# start of Data to process

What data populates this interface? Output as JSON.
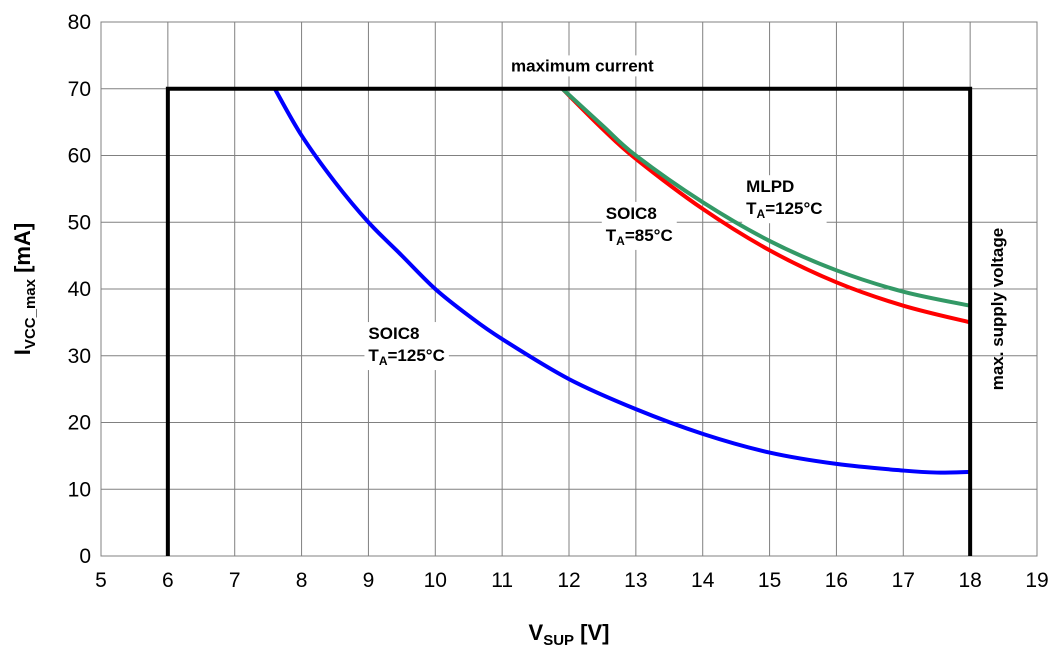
{
  "chart_data": {
    "type": "line",
    "x": {
      "label_main": "V",
      "label_sub": "SUP",
      "label_unit": " [V]",
      "range": [
        5,
        19
      ],
      "ticks": [
        5,
        6,
        7,
        8,
        9,
        10,
        11,
        12,
        13,
        14,
        15,
        16,
        17,
        18,
        19
      ]
    },
    "y": {
      "label_main": "I",
      "label_sub": "VCC_max",
      "label_unit": " [mA]",
      "range": [
        0,
        80
      ],
      "ticks": [
        0,
        10,
        20,
        30,
        40,
        50,
        60,
        70,
        80
      ]
    },
    "grid": true,
    "series": [
      {
        "color": "#0000ff",
        "points": [
          [
            7.6,
            70
          ],
          [
            8,
            63
          ],
          [
            8.5,
            56
          ],
          [
            9,
            50
          ],
          [
            9.5,
            45
          ],
          [
            10,
            40
          ],
          [
            10.5,
            36
          ],
          [
            11,
            32.5
          ],
          [
            12,
            26.5
          ],
          [
            13,
            22
          ],
          [
            14,
            18.3
          ],
          [
            15,
            15.5
          ],
          [
            16,
            13.8
          ],
          [
            17,
            12.8
          ],
          [
            17.5,
            12.5
          ],
          [
            18,
            12.6
          ]
        ]
      },
      {
        "color": "#ff0000",
        "points": [
          [
            11.9,
            70
          ],
          [
            12.5,
            64
          ],
          [
            13,
            59.5
          ],
          [
            14,
            52
          ],
          [
            15,
            45.8
          ],
          [
            16,
            41
          ],
          [
            17,
            37.5
          ],
          [
            18,
            35
          ]
        ]
      },
      {
        "color": "#339966",
        "points": [
          [
            11.9,
            70
          ],
          [
            12.5,
            64.5
          ],
          [
            13,
            60
          ],
          [
            14,
            53
          ],
          [
            15,
            47.2
          ],
          [
            16,
            42.8
          ],
          [
            17,
            39.6
          ],
          [
            18,
            37.5
          ]
        ]
      },
      {
        "color": "#000000",
        "points": [
          [
            6,
            0
          ],
          [
            6,
            70
          ],
          [
            18,
            70
          ],
          [
            18,
            0
          ]
        ]
      }
    ],
    "annotations": {
      "max_current": {
        "text": "maximum current",
        "x": 12.2,
        "y": 73.5
      },
      "max_supply": {
        "text": "max. supply voltage",
        "x": 18.4,
        "y": 37
      },
      "soic8_125": {
        "line1": "SOIC8",
        "main": "T",
        "sub": "A",
        "rest": "=125°C",
        "x": 9.0,
        "y": 32.5
      },
      "soic8_85": {
        "line1": "SOIC8",
        "main": "T",
        "sub": "A",
        "rest": "=85°C",
        "x": 12.55,
        "y": 50.5
      },
      "mlpd_125": {
        "line1": "MLPD",
        "main": "T",
        "sub": "A",
        "rest": "=125°C",
        "x": 14.65,
        "y": 54.5
      }
    }
  }
}
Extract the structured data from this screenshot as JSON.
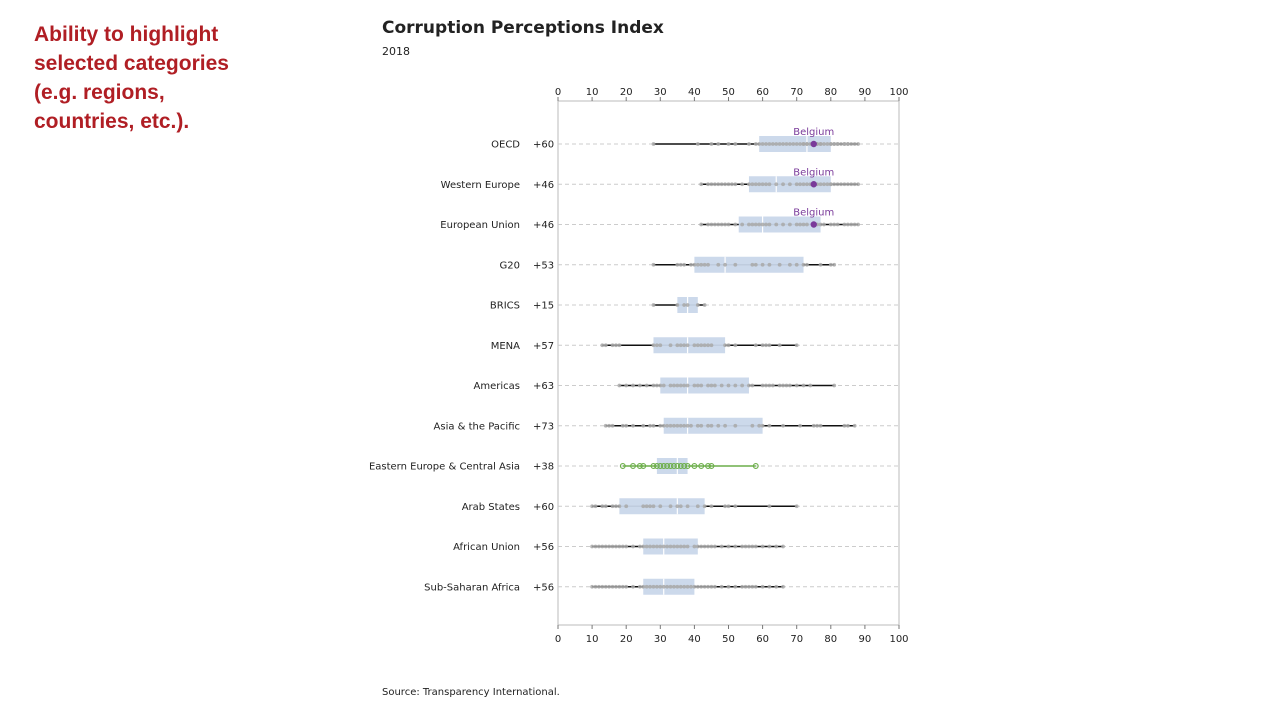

# end of Data to process

▶ Task statement
Repeat the material above in full and exactly, apart from the pictures.

▶ Output
What data populates this interface? Output as JSON.
{
  "chart_data": {
    "type": "line",
    "x": {
      "label_main": "V",
      "label_sub": "SUP",
      "label_unit": " [V]",
      "range": [
        5,
        19
      ],
      "ticks": [
        5,
        6,
        7,
        8,
        9,
        10,
        11,
        12,
        13,
        14,
        15,
        16,
        17,
        18,
        19
      ]
    },
    "y": {
      "label_main": "I",
      "label_sub": "VCC_max",
      "label_unit": " [mA]",
      "range": [
        0,
        80
      ],
      "ticks": [
        0,
        10,
        20,
        30,
        40,
        50,
        60,
        70,
        80
      ]
    },
    "grid": true,
    "series": [
      {
        "color": "#0000ff",
        "points": [
          [
            7.6,
            70
          ],
          [
            8,
            63
          ],
          [
            8.5,
            56
          ],
          [
            9,
            50
          ],
          [
            9.5,
            45
          ],
          [
            10,
            40
          ],
          [
            10.5,
            36
          ],
          [
            11,
            32.5
          ],
          [
            12,
            26.5
          ],
          [
            13,
            22
          ],
          [
            14,
            18.3
          ],
          [
            15,
            15.5
          ],
          [
            16,
            13.8
          ],
          [
            17,
            12.8
          ],
          [
            17.5,
            12.5
          ],
          [
            18,
            12.6
          ]
        ]
      },
      {
        "color": "#ff0000",
        "points": [
          [
            11.9,
            70
          ],
          [
            12.5,
            64
          ],
          [
            13,
            59.5
          ],
          [
            14,
            52
          ],
          [
            15,
            45.8
          ],
          [
            16,
            41
          ],
          [
            17,
            37.5
          ],
          [
            18,
            35
          ]
        ]
      },
      {
        "color": "#339966",
        "points": [
          [
            11.9,
            70
          ],
          [
            12.5,
            64.5
          ],
          [
            13,
            60
          ],
          [
            14,
            53
          ],
          [
            15,
            47.2
          ],
          [
            16,
            42.8
          ],
          [
            17,
            39.6
          ],
          [
            18,
            37.5
          ]
        ]
      },
      {
        "color": "#000000",
        "points": [
          [
            6,
            0
          ],
          [
            6,
            70
          ],
          [
            18,
            70
          ],
          [
            18,
            0
          ]
        ]
      }
    ],
    "annotations": {
      "max_current": {
        "text": "maximum current",
        "x": 12.2,
        "y": 73.5
      },
      "max_supply": {
        "text": "max. supply voltage",
        "x": 18.4,
        "y": 37
      },
      "soic8_125": {
        "line1": "SOIC8",
        "main": "T",
        "sub": "A",
        "rest": "=125°C",
        "x": 9.0,
        "y": 32.5
      },
      "soic8_85": {
        "line1": "SOIC8",
        "main": "T",
        "sub": "A",
        "rest": "=85°C",
        "x": 12.55,
        "y": 50.5
      },
      "mlpd_125": {
        "line1": "MLPD",
        "main": "T",
        "sub": "A",
        "rest": "=125°C",
        "x": 14.65,
        "y": 54.5
      }
    }
  }
}
Extract the structured data from this screenshot as JSON.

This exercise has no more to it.